Items in a dataset
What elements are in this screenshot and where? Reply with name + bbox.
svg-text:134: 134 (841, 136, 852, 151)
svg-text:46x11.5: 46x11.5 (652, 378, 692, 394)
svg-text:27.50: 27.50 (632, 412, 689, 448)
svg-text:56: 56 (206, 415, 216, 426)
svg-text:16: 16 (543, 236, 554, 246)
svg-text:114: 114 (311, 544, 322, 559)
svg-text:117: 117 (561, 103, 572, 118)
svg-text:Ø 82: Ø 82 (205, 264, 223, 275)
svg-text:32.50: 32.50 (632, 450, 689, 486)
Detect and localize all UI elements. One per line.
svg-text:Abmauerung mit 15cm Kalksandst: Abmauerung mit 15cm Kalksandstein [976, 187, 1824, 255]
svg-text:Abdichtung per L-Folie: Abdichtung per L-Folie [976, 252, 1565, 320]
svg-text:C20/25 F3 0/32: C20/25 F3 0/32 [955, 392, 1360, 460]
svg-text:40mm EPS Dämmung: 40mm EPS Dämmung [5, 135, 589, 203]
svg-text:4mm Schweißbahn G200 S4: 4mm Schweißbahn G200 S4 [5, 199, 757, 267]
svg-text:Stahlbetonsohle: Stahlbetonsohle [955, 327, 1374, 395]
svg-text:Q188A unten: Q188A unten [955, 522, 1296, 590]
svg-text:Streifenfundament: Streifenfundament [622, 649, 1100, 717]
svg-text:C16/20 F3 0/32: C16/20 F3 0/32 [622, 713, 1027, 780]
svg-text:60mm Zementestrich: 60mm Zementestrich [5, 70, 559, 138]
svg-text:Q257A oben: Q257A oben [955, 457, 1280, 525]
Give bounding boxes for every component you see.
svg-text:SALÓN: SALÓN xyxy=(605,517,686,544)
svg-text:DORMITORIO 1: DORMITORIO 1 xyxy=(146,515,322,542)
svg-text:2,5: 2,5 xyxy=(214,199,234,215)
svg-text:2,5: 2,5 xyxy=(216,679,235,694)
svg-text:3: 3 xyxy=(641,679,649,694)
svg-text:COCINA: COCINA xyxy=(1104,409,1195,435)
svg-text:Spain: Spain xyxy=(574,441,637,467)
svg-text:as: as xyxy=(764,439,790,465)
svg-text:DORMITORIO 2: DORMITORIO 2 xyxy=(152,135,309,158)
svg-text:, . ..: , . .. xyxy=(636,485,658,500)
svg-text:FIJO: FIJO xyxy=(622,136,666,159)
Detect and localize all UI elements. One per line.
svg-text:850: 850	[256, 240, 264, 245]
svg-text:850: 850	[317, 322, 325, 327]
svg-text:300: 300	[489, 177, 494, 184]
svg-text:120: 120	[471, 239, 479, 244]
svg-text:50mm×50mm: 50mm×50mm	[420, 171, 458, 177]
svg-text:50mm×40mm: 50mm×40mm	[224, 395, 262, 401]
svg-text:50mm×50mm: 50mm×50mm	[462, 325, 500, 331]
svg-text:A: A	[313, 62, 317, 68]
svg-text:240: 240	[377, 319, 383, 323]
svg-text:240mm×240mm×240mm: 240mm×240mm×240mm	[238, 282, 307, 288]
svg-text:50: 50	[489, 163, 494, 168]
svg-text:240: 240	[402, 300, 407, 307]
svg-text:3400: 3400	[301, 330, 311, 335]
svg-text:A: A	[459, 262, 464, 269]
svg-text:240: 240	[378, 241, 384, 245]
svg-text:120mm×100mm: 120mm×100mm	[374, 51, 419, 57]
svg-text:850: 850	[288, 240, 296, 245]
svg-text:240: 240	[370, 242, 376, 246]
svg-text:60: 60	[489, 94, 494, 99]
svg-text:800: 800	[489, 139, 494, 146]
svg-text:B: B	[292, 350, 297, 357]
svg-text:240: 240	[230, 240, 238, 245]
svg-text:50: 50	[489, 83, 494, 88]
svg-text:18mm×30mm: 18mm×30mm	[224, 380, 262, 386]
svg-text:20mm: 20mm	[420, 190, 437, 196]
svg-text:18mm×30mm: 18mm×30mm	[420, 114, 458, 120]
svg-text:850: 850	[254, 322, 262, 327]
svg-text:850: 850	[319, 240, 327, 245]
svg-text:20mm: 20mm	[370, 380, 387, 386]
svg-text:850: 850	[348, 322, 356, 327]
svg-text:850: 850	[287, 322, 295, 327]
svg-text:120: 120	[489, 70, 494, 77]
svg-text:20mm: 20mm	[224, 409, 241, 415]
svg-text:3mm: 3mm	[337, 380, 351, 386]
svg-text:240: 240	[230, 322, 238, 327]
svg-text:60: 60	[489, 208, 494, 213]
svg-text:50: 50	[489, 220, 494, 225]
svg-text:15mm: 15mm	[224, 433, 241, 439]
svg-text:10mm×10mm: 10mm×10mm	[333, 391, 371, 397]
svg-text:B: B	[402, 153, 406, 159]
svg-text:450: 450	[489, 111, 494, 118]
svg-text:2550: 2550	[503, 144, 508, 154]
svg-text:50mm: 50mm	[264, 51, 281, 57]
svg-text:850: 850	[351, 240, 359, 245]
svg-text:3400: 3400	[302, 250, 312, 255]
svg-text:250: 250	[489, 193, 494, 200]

◆ **Exercise**: Reproduce these lines of material exactly, in the order they appear.

◆ **Solved exercise**:
What elements are in this screenshot and where? Reply with name + bbox.
svg-text:134: 134 (841, 136, 852, 151)
svg-text:46x11.5: 46x11.5 (652, 378, 692, 394)
svg-text:27.50: 27.50 (632, 412, 689, 448)
svg-text:56: 56 (206, 415, 216, 426)
svg-text:16: 16 (543, 236, 554, 246)
svg-text:114: 114 (311, 544, 322, 559)
svg-text:117: 117 (561, 103, 572, 118)
svg-text:Ø 82: Ø 82 (205, 264, 223, 275)
svg-text:32.50: 32.50 (632, 450, 689, 486)
Detect and localize all UI elements. One per line.
svg-text:Abmauerung mit 15cm Kalksandst: Abmauerung mit 15cm Kalksandstein [976, 187, 1824, 255]
svg-text:Abdichtung per L-Folie: Abdichtung per L-Folie [976, 252, 1565, 320]
svg-text:C20/25 F3 0/32: C20/25 F3 0/32 [955, 392, 1360, 460]
svg-text:40mm EPS Dämmung: 40mm EPS Dämmung [5, 135, 589, 203]
svg-text:4mm Schweißbahn G200 S4: 4mm Schweißbahn G200 S4 [5, 199, 757, 267]
svg-text:Stahlbetonsohle: Stahlbetonsohle [955, 327, 1374, 395]
svg-text:Q188A unten: Q188A unten [955, 522, 1296, 590]
svg-text:Streifenfundament: Streifenfundament [622, 649, 1100, 717]
svg-text:C16/20 F3 0/32: C16/20 F3 0/32 [622, 713, 1027, 780]
svg-text:60mm Zementestrich: 60mm Zementestrich [5, 70, 559, 138]
svg-text:Q257A oben: Q257A oben [955, 457, 1280, 525]
Give bounding boxes for every component you see.
svg-text:SALÓN: SALÓN xyxy=(605,517,686,544)
svg-text:DORMITORIO 1: DORMITORIO 1 xyxy=(146,515,322,542)
svg-text:2,5: 2,5 xyxy=(214,199,234,215)
svg-text:2,5: 2,5 xyxy=(216,679,235,694)
svg-text:3: 3 xyxy=(641,679,649,694)
svg-text:COCINA: COCINA xyxy=(1104,409,1195,435)
svg-text:Spain: Spain xyxy=(574,441,637,467)
svg-text:as: as xyxy=(764,439,790,465)
svg-text:DORMITORIO 2: DORMITORIO 2 xyxy=(152,135,309,158)
svg-text:, . ..: , . .. xyxy=(636,485,658,500)
svg-text:FIJO: FIJO xyxy=(622,136,666,159)
Detect and localize all UI elements. One per line.
svg-text:850: 850	[256, 240, 264, 245]
svg-text:850: 850	[317, 322, 325, 327]
svg-text:300: 300	[489, 177, 494, 184]
svg-text:120: 120	[471, 239, 479, 244]
svg-text:50mm×50mm: 50mm×50mm	[420, 171, 458, 177]
svg-text:50mm×40mm: 50mm×40mm	[224, 395, 262, 401]
svg-text:50mm×50mm: 50mm×50mm	[462, 325, 500, 331]
svg-text:A: A	[313, 62, 317, 68]
svg-text:240: 240	[377, 319, 383, 323]
svg-text:240mm×240mm×240mm: 240mm×240mm×240mm	[238, 282, 307, 288]
svg-text:50: 50	[489, 163, 494, 168]
svg-text:240: 240	[402, 300, 407, 307]
svg-text:3400: 3400	[301, 330, 311, 335]
svg-text:A: A	[459, 262, 464, 269]
svg-text:240: 240	[378, 241, 384, 245]
svg-text:120mm×100mm: 120mm×100mm	[374, 51, 419, 57]
svg-text:850: 850	[288, 240, 296, 245]
svg-text:240: 240	[370, 242, 376, 246]
svg-text:60: 60	[489, 94, 494, 99]
svg-text:800: 800	[489, 139, 494, 146]
svg-text:B: B	[292, 350, 297, 357]
svg-text:240: 240	[230, 240, 238, 245]
svg-text:50: 50	[489, 83, 494, 88]
svg-text:18mm×30mm: 18mm×30mm	[224, 380, 262, 386]
svg-text:20mm: 20mm	[420, 190, 437, 196]
svg-text:18mm×30mm: 18mm×30mm	[420, 114, 458, 120]
svg-text:850: 850	[254, 322, 262, 327]
svg-text:850: 850	[319, 240, 327, 245]
svg-text:20mm: 20mm	[370, 380, 387, 386]
svg-text:850: 850	[348, 322, 356, 327]
svg-text:850: 850	[287, 322, 295, 327]
svg-text:120: 120	[489, 70, 494, 77]
svg-text:20mm: 20mm	[224, 409, 241, 415]
svg-text:3mm: 3mm	[337, 380, 351, 386]
svg-text:240: 240	[230, 322, 238, 327]
svg-text:60: 60	[489, 208, 494, 213]
svg-text:50: 50	[489, 220, 494, 225]
svg-text:15mm: 15mm	[224, 433, 241, 439]
svg-text:10mm×10mm: 10mm×10mm	[333, 391, 371, 397]
svg-text:B: B	[402, 153, 406, 159]
svg-text:450: 450	[489, 111, 494, 118]
svg-text:2550: 2550	[503, 144, 508, 154]
svg-text:50mm: 50mm	[264, 51, 281, 57]
svg-text:850: 850	[351, 240, 359, 245]
svg-text:3400: 3400	[302, 250, 312, 255]
svg-text:250: 250	[489, 193, 494, 200]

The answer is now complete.